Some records
** BEGIN **

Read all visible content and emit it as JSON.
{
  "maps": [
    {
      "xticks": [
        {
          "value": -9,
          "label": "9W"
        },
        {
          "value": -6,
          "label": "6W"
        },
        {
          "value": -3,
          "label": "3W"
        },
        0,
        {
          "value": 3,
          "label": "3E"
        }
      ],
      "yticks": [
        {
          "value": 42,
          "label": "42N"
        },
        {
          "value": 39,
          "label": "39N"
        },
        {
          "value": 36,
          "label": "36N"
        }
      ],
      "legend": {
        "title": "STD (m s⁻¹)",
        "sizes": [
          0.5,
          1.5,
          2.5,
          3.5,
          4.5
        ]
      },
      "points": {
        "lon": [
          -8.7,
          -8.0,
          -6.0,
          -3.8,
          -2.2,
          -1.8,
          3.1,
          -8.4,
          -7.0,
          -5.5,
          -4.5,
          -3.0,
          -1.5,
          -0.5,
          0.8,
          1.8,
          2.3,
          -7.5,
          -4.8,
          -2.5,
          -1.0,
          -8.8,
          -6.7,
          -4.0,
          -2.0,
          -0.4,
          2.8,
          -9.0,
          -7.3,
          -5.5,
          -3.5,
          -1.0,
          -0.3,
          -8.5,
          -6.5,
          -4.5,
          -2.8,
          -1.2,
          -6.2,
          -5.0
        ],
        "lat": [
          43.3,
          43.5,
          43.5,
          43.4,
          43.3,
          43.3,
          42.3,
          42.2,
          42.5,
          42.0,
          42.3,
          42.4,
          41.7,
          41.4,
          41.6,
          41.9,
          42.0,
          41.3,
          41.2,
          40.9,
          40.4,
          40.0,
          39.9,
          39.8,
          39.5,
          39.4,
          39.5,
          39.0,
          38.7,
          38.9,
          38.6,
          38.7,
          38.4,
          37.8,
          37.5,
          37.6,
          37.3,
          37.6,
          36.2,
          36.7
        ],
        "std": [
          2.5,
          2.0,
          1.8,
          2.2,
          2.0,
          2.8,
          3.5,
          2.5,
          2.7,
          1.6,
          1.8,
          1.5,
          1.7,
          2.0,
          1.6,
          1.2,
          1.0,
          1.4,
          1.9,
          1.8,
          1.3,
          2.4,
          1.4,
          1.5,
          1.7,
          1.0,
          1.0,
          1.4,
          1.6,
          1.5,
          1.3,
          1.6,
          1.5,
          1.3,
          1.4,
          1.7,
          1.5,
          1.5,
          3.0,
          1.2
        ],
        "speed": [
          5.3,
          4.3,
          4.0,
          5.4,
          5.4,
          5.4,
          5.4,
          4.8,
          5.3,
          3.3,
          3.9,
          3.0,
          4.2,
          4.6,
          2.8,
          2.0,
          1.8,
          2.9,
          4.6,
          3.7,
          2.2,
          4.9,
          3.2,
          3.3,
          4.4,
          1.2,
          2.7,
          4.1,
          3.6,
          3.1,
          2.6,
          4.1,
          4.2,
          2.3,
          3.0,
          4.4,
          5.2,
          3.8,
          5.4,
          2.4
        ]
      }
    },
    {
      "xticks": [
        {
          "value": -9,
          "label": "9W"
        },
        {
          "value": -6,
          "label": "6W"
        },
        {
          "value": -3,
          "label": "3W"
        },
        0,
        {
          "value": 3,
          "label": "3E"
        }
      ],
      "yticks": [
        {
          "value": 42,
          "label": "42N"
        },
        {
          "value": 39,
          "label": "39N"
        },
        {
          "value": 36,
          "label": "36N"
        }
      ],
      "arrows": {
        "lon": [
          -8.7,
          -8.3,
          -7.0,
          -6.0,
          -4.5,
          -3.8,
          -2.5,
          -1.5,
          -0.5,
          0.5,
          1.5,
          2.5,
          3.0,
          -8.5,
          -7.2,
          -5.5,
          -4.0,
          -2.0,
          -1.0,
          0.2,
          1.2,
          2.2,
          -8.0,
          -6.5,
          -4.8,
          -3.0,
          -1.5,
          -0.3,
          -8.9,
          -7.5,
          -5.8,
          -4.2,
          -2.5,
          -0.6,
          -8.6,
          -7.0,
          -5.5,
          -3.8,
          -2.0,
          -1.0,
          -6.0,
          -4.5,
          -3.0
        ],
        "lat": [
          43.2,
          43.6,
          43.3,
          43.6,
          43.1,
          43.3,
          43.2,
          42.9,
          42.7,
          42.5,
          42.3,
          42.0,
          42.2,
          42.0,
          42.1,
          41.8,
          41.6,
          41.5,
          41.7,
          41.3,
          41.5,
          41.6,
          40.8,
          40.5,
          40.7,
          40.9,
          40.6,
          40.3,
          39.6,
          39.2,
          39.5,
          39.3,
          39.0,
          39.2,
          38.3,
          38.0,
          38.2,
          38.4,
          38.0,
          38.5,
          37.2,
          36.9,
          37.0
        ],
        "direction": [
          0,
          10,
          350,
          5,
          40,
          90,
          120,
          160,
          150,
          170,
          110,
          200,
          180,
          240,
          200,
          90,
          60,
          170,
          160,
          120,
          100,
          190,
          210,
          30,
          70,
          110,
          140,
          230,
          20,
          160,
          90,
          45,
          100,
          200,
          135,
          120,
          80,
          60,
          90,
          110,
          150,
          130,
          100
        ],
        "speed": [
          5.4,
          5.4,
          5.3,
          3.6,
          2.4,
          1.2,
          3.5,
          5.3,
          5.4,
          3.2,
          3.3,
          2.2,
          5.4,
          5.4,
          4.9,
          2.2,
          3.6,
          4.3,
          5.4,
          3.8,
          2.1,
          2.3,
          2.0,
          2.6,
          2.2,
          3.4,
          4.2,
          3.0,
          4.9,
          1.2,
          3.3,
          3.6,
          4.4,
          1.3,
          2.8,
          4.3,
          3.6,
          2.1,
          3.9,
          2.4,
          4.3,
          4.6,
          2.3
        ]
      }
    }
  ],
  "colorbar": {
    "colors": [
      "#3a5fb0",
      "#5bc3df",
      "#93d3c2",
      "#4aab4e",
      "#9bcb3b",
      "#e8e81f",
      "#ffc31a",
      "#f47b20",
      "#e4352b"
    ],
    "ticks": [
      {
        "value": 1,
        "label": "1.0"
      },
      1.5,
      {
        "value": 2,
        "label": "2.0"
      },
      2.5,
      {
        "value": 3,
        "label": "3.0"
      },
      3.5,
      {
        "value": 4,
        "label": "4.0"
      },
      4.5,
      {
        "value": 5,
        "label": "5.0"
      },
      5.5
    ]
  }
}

** END **

### Exercise brief
Nothing may be left out: return each entry exactly as it reads.

### Final answer
Read all visible content and emit it as JSON.
{
  "maps": [
    {
      "xticks": [
        {
          "value": -9,
          "label": "9W"
        },
        {
          "value": -6,
          "label": "6W"
        },
        {
          "value": -3,
          "label": "3W"
        },
        0,
        {
          "value": 3,
          "label": "3E"
        }
      ],
      "yticks": [
        {
          "value": 42,
          "label": "42N"
        },
        {
          "value": 39,
          "label": "39N"
        },
        {
          "value": 36,
          "label": "36N"
        }
      ],
      "legend": {
        "title": "STD (m s⁻¹)",
        "sizes": [
          0.5,
          1.5,
          2.5,
          3.5,
          4.5
        ]
      },
      "points": {
        "lon": [
          -8.7,
          -8.0,
          -6.0,
          -3.8,
          -2.2,
          -1.8,
          3.1,
          -8.4,
          -7.0,
          -5.5,
          -4.5,
          -3.0,
          -1.5,
          -0.5,
          0.8,
          1.8,
          2.3,
          -7.5,
          -4.8,
          -2.5,
          -1.0,
          -8.8,
          -6.7,
          -4.0,
          -2.0,
          -0.4,
          2.8,
          -9.0,
          -7.3,
          -5.5,
          -3.5,
          -1.0,
          -0.3,
          -8.5,
          -6.5,
          -4.5,
          -2.8,
          -1.2,
          -6.2,
          -5.0
        ],
        "lat": [
          43.3,
          43.5,
          43.5,
          43.4,
          43.3,
          43.3,
          42.3,
          42.2,
          42.5,
          42.0,
          42.3,
          42.4,
          41.7,
          41.4,
          41.6,
          41.9,
          42.0,
          41.3,
          41.2,
          40.9,
          40.4,
          40.0,
          39.9,
          39.8,
          39.5,
          39.4,
          39.5,
          39.0,
          38.7,
          38.9,
          38.6,
          38.7,
          38.4,
          37.8,
          37.5,
          37.6,
          37.3,
          37.6,
          36.2,
          36.7
        ],
        "std": [
          2.5,
          2.0,
          1.8,
          2.2,
          2.0,
          2.8,
          3.5,
          2.5,
          2.7,
          1.6,
          1.8,
          1.5,
          1.7,
          2.0,
          1.6,
          1.2,
          1.0,
          1.4,
          1.9,
          1.8,
          1.3,
          2.4,
          1.4,
          1.5,
          1.7,
          1.0,
          1.0,
          1.4,
          1.6,
          1.5,
          1.3,
          1.6,
          1.5,
          1.3,
          1.4,
          1.7,
          1.5,
          1.5,
          3.0,
          1.2
        ],
        "speed": [
          5.3,
          4.3,
          4.0,
          5.4,
          5.4,
          5.4,
          5.4,
          4.8,
          5.3,
          3.3,
          3.9,
          3.0,
          4.2,
          4.6,
          2.8,
          2.0,
          1.8,
          2.9,
          4.6,
          3.7,
          2.2,
          4.9,
          3.2,
          3.3,
          4.4,
          1.2,
          2.7,
          4.1,
          3.6,
          3.1,
          2.6,
          4.1,
          4.2,
          2.3,
          3.0,
          4.4,
          5.2,
          3.8,
          5.4,
          2.4
        ]
      }
    },
    {
      "xticks": [
        {
          "value": -9,
          "label": "9W"
        },
        {
          "value": -6,
          "label": "6W"
        },
        {
          "value": -3,
          "label": "3W"
        },
        0,
        {
          "value": 3,
          "label": "3E"
        }
      ],
      "yticks": [
        {
          "value": 42,
          "label": "42N"
        },
        {
          "value": 39,
          "label": "39N"
        },
        {
          "value": 36,
          "label": "36N"
        }
      ],
      "arrows": {
        "lon": [
          -8.7,
          -8.3,
          -7.0,
          -6.0,
          -4.5,
          -3.8,
          -2.5,
          -1.5,
          -0.5,
          0.5,
          1.5,
          2.5,
          3.0,
          -8.5,
          -7.2,
          -5.5,
          -4.0,
          -2.0,
          -1.0,
          0.2,
          1.2,
          2.2,
          -8.0,
          -6.5,
          -4.8,
          -3.0,
          -1.5,
          -0.3,
          -8.9,
          -7.5,
          -5.8,
          -4.2,
          -2.5,
          -0.6,
          -8.6,
          -7.0,
          -5.5,
          -3.8,
          -2.0,
          -1.0,
          -6.0,
          -4.5,
          -3.0
        ],
        "lat": [
          43.2,
          43.6,
          43.3,
          43.6,
          43.1,
          43.3,
          43.2,
          42.9,
          42.7,
          42.5,
          42.3,
          42.0,
          42.2,
          42.0,
          42.1,
          41.8,
          41.6,
          41.5,
          41.7,
          41.3,
          41.5,
          41.6,
          40.8,
          40.5,
          40.7,
          40.9,
          40.6,
          40.3,
          39.6,
          39.2,
          39.5,
          39.3,
          39.0,
          39.2,
          38.3,
          38.0,
          38.2,
          38.4,
          38.0,
          38.5,
          37.2,
          36.9,
          37.0
        ],
        "direction": [
          0,
          10,
          350,
          5,
          40,
          90,
          120,
          160,
          150,
          170,
          110,
          200,
          180,
          240,
          200,
          90,
          60,
          170,
          160,
          120,
          100,
          190,
          210,
          30,
          70,
          110,
          140,
          230,
          20,
          160,
          90,
          45,
          100,
          200,
          135,
          120,
          80,
          60,
          90,
          110,
          150,
          130,
          100
        ],
        "speed": [
          5.4,
          5.4,
          5.3,
          3.6,
          2.4,
          1.2,
          3.5,
          5.3,
          5.4,
          3.2,
          3.3,
          2.2,
          5.4,
          5.4,
          4.9,
          2.2,
          3.6,
          4.3,
          5.4,
          3.8,
          2.1,
          2.3,
          2.0,
          2.6,
          2.2,
          3.4,
          4.2,
          3.0,
          4.9,
          1.2,
          3.3,
          3.6,
          4.4,
          1.3,
          2.8,
          4.3,
          3.6,
          2.1,
          3.9,
          2.4,
          4.3,
          4.6,
          2.3
        ]
      }
    }
  ],
  "colorbar": {
    "colors": [
      "#3a5fb0",
      "#5bc3df",
      "#93d3c2",
      "#4aab4e",
      "#9bcb3b",
      "#e8e81f",
      "#ffc31a",
      "#f47b20",
      "#e4352b"
    ],
    "ticks": [
      {
        "value": 1,
        "label": "1.0"
      },
      1.5,
      {
        "value": 2,
        "label": "2.0"
      },
      2.5,
      {
        "value": 3,
        "label": "3.0"
      },
      3.5,
      {
        "value": 4,
        "label": "4.0"
      },
      4.5,
      {
        "value": 5,
        "label": "5.0"
      },
      5.5
    ]
  }
}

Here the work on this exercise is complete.